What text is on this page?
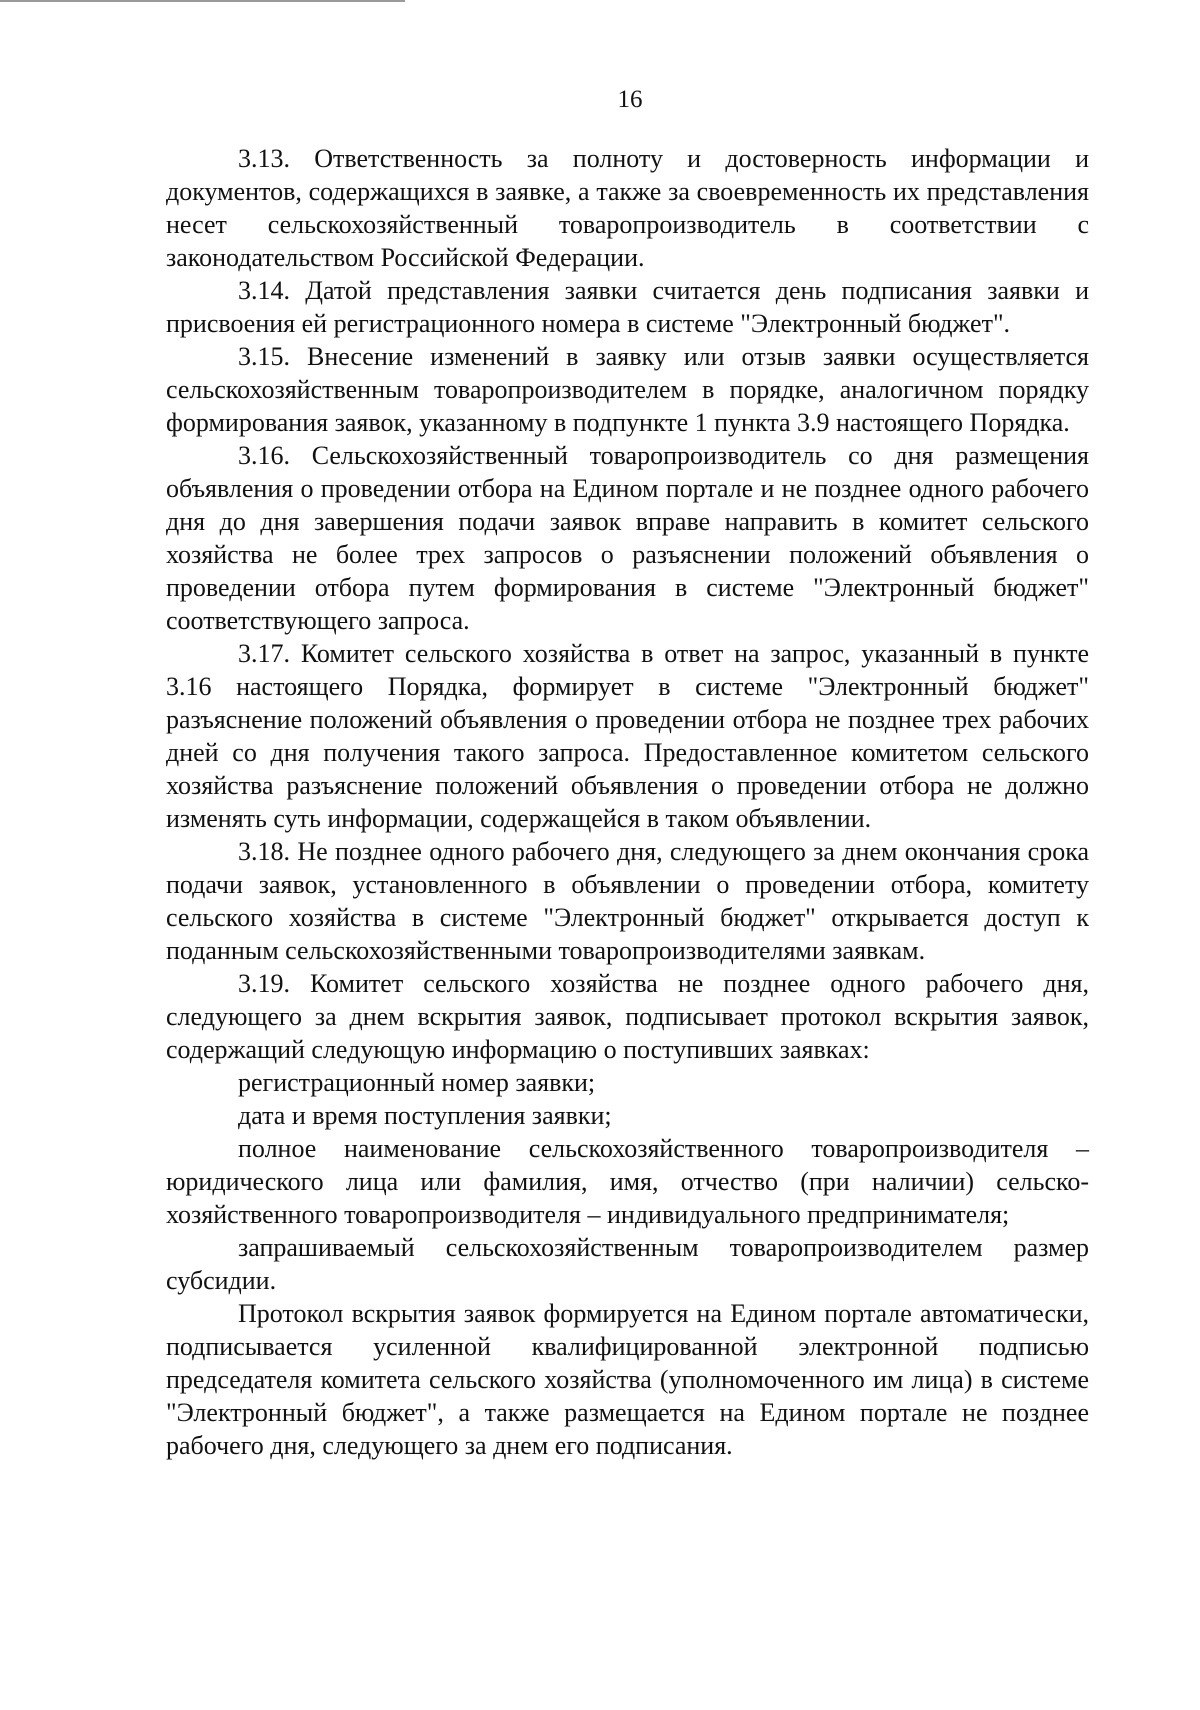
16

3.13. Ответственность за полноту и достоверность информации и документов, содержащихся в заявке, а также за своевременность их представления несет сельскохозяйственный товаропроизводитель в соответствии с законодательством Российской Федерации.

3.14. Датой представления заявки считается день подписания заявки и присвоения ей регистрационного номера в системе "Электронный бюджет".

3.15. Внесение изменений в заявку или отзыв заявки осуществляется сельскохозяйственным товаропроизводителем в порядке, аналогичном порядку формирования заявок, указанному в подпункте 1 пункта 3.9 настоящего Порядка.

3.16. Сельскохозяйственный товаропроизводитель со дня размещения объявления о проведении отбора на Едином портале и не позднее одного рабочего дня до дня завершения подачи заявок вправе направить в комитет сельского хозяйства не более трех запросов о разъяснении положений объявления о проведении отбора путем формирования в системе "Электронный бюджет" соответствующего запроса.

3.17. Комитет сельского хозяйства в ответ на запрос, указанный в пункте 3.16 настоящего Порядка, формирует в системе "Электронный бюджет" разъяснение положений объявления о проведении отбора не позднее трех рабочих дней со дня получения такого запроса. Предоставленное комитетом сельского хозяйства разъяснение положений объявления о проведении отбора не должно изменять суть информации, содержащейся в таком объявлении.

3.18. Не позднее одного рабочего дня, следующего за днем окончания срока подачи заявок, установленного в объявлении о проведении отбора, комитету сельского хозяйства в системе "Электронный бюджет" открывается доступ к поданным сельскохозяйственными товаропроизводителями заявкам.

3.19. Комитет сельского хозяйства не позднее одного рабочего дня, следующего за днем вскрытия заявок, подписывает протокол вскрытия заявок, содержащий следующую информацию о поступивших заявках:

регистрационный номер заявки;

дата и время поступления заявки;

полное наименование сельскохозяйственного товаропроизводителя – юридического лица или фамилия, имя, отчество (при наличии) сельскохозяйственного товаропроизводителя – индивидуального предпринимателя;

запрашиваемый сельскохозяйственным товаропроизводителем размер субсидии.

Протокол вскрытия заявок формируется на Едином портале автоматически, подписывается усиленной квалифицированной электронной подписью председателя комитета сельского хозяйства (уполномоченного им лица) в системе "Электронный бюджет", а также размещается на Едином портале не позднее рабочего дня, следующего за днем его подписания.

○ ○ ○ ○ ○ ○ ○

Task to complete >>
Using the records above, list each line that includes "товаропроизводителем".

The result >>
3.15. Внесение изменений в заявку или отзыв заявки осуществляется сельскохозяйственным товаропроизводителем в порядке, аналогичном порядку формирования заявок, указанному в подпункте 1 пункта 3.9 настоящего Порядка.
запрашиваемый сельскохозяйственным товаропроизводителем размер субсидии.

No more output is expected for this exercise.